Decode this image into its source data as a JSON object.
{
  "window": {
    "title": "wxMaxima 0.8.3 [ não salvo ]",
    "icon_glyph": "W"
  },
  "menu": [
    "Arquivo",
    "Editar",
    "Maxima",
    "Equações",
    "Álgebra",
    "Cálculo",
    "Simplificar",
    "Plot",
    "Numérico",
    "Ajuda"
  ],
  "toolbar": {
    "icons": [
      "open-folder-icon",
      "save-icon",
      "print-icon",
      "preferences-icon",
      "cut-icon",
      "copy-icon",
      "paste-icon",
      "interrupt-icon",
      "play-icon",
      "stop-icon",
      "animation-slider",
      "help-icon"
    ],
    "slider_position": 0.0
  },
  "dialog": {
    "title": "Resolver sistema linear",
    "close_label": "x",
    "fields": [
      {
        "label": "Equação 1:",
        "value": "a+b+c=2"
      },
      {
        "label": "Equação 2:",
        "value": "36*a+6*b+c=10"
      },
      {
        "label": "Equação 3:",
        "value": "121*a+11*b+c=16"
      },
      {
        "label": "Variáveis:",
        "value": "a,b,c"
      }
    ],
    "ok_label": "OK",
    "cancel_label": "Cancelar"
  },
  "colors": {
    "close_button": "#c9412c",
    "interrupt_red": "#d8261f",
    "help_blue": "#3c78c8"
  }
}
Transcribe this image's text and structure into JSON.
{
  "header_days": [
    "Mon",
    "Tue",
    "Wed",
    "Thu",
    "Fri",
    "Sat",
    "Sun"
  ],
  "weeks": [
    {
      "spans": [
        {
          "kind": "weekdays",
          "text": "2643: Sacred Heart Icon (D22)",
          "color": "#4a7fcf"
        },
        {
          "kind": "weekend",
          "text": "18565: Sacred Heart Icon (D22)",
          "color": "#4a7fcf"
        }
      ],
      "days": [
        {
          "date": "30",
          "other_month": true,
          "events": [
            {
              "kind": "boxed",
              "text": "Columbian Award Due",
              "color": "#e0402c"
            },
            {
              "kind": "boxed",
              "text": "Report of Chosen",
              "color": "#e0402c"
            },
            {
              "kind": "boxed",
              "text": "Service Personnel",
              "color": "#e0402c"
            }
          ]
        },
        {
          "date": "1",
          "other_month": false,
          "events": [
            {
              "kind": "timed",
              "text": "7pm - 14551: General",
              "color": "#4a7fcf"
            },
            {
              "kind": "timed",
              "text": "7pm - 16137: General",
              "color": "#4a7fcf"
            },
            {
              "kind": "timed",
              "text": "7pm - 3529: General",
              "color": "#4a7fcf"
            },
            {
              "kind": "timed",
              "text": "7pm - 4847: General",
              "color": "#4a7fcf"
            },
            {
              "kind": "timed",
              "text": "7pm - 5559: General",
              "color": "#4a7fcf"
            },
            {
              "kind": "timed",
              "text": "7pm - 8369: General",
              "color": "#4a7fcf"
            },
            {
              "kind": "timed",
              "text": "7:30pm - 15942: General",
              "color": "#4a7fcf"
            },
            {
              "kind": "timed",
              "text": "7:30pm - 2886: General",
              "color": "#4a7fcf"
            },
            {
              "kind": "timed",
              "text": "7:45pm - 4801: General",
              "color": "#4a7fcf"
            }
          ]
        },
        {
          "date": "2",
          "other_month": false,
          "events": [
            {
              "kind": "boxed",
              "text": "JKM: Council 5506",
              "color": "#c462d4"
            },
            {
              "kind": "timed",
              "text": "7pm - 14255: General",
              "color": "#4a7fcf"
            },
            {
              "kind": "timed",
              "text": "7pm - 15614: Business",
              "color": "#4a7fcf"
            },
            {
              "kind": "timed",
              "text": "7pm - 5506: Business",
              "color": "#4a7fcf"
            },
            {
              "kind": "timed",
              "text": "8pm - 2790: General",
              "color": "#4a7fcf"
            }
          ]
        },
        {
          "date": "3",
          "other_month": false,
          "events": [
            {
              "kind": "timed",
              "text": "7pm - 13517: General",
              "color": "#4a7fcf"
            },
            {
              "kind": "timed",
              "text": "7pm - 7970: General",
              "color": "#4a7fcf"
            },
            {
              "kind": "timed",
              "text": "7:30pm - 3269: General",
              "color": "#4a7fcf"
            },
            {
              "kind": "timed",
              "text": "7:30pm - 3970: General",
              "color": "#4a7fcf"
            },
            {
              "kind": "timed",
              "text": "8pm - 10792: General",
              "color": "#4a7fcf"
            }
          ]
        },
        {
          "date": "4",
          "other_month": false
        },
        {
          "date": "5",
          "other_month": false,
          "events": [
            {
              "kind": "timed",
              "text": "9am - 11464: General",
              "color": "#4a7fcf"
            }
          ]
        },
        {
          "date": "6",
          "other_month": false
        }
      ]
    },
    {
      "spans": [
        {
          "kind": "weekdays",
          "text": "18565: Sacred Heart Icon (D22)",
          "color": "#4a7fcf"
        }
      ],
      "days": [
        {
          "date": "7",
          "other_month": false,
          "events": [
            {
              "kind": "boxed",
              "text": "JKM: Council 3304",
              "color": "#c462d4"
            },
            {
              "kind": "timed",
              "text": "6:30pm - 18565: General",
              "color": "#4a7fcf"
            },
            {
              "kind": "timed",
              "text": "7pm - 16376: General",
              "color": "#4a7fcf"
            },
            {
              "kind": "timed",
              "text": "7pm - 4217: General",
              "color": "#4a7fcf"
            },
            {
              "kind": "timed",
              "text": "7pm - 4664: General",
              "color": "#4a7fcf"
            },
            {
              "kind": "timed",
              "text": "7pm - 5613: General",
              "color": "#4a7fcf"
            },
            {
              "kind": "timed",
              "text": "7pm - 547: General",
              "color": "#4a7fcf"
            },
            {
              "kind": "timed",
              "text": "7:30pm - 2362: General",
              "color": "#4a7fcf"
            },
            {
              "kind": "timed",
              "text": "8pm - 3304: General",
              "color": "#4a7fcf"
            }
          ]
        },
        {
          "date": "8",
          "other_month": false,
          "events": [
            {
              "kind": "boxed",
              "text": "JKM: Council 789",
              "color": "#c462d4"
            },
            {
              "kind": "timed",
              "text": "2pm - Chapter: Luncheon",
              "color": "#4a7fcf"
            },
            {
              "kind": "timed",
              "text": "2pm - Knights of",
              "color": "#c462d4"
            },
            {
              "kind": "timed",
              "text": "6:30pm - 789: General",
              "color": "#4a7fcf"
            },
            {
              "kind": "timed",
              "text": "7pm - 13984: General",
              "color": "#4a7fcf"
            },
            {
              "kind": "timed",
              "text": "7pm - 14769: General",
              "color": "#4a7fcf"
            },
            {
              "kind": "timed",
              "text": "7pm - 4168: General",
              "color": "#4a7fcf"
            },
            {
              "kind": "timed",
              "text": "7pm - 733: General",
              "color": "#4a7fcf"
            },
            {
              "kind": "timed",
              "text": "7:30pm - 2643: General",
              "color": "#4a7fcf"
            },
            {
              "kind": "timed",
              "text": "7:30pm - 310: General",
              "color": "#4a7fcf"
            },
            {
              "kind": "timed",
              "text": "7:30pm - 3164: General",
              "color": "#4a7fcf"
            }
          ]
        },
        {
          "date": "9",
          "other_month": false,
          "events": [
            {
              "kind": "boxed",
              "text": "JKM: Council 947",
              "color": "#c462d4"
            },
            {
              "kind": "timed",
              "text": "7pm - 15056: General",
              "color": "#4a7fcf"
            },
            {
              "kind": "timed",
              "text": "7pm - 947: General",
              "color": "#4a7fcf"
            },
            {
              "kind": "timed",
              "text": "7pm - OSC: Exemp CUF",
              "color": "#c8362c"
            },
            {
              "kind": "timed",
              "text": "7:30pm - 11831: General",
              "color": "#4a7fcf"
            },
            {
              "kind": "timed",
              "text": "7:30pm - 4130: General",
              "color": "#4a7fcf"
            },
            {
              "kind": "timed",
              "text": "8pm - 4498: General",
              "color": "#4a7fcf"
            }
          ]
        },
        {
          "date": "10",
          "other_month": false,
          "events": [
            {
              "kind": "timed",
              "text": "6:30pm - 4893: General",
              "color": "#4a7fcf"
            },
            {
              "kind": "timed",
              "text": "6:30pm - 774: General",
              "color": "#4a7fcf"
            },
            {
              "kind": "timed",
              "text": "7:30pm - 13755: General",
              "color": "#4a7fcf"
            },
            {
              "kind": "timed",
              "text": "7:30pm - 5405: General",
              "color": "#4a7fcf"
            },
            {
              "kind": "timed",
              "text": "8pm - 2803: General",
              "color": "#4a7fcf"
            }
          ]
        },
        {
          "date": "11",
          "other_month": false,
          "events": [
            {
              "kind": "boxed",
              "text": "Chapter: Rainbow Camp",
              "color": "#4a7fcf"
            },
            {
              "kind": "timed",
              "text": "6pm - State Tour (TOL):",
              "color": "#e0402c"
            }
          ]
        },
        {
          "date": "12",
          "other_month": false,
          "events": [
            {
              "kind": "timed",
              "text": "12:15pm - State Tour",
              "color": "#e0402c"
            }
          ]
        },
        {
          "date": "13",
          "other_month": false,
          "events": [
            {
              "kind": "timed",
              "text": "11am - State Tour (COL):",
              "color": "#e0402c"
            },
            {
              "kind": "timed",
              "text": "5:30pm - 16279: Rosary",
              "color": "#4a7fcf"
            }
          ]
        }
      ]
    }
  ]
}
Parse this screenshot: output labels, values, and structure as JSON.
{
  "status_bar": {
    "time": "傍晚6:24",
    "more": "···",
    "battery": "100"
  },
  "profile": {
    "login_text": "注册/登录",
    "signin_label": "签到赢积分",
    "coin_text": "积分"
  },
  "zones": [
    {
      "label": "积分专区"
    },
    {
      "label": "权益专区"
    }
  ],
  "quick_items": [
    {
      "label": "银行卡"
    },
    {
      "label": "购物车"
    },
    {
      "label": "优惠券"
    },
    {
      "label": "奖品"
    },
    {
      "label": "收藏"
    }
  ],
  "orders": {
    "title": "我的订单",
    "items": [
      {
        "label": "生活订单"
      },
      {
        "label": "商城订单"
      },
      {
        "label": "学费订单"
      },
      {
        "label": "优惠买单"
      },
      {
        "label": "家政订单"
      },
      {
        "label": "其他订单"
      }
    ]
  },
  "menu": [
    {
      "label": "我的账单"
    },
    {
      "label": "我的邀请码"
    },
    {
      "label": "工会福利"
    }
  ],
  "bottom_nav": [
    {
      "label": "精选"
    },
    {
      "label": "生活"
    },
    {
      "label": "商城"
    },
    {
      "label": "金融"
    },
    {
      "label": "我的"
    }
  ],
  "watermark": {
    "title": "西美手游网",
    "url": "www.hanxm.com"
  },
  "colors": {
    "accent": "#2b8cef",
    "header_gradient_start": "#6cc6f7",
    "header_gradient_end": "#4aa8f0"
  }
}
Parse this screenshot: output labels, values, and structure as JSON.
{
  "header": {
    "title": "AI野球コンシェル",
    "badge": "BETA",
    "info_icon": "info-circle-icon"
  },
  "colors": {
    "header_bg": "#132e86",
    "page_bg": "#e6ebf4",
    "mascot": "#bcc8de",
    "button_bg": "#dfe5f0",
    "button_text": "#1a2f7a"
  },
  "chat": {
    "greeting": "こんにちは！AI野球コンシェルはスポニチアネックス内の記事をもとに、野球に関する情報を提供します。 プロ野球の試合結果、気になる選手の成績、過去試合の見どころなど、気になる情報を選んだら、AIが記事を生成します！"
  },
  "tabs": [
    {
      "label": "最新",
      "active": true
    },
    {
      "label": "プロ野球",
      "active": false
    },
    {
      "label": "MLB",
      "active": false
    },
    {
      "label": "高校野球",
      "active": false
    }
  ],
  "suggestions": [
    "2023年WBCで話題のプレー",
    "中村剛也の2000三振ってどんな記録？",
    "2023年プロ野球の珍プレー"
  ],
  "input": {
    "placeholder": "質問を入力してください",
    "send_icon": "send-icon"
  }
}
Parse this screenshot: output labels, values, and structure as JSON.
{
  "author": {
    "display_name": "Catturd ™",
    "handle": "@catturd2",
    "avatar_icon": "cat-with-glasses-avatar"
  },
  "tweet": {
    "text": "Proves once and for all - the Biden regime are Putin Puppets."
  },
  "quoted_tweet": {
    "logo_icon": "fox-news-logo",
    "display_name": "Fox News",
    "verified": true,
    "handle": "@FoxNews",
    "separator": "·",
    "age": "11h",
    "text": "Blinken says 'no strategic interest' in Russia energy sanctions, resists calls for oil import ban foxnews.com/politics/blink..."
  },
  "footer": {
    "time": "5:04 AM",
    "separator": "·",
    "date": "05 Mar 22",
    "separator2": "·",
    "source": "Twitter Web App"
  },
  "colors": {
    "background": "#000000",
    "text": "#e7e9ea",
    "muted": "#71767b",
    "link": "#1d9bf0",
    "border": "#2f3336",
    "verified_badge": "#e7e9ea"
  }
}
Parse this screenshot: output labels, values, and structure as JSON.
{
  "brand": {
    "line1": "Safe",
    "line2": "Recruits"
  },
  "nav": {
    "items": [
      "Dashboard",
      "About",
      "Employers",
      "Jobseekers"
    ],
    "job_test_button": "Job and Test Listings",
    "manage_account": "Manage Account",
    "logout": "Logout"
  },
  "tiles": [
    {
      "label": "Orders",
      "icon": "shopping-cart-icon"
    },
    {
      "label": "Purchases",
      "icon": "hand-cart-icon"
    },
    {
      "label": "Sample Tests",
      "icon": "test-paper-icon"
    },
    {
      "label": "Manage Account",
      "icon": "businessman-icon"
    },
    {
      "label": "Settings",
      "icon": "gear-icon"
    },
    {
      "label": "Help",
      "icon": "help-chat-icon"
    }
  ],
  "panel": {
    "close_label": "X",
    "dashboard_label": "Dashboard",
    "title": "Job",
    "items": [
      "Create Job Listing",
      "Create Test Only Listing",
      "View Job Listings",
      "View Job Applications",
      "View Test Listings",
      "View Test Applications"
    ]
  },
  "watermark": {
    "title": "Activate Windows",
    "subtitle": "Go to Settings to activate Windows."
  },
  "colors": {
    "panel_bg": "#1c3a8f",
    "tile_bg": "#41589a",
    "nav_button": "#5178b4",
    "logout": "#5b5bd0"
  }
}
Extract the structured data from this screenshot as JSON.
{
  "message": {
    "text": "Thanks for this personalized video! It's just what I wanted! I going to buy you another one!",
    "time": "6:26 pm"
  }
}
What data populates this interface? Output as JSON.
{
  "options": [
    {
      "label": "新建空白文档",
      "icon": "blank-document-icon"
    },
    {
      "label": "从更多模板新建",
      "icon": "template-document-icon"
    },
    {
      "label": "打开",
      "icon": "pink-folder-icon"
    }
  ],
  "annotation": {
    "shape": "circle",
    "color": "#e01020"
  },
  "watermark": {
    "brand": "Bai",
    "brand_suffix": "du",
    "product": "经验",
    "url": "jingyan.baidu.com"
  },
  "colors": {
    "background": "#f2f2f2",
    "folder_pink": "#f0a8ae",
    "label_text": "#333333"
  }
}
──────
**Task to complete:** Write out, word for word, every line from the one containing "What data populates" through the last line of the records above.

**Task result:**
What data populates this interface? Output as JSON.
{
  "options": [
    {
      "label": "新建空白文档",
      "icon": "blank-document-icon"
    },
    {
      "label": "从更多模板新建",
      "icon": "template-document-icon"
    },
    {
      "label": "打开",
      "icon": "pink-folder-icon"
    }
  ],
  "annotation": {
    "shape": "circle",
    "color": "#e01020"
  },
  "watermark": {
    "brand": "Bai",
    "brand_suffix": "du",
    "product": "经验",
    "url": "jingyan.baidu.com"
  },
  "colors": {
    "background": "#f2f2f2",
    "folder_pink": "#f0a8ae",
    "label_text": "#333333"
  }
}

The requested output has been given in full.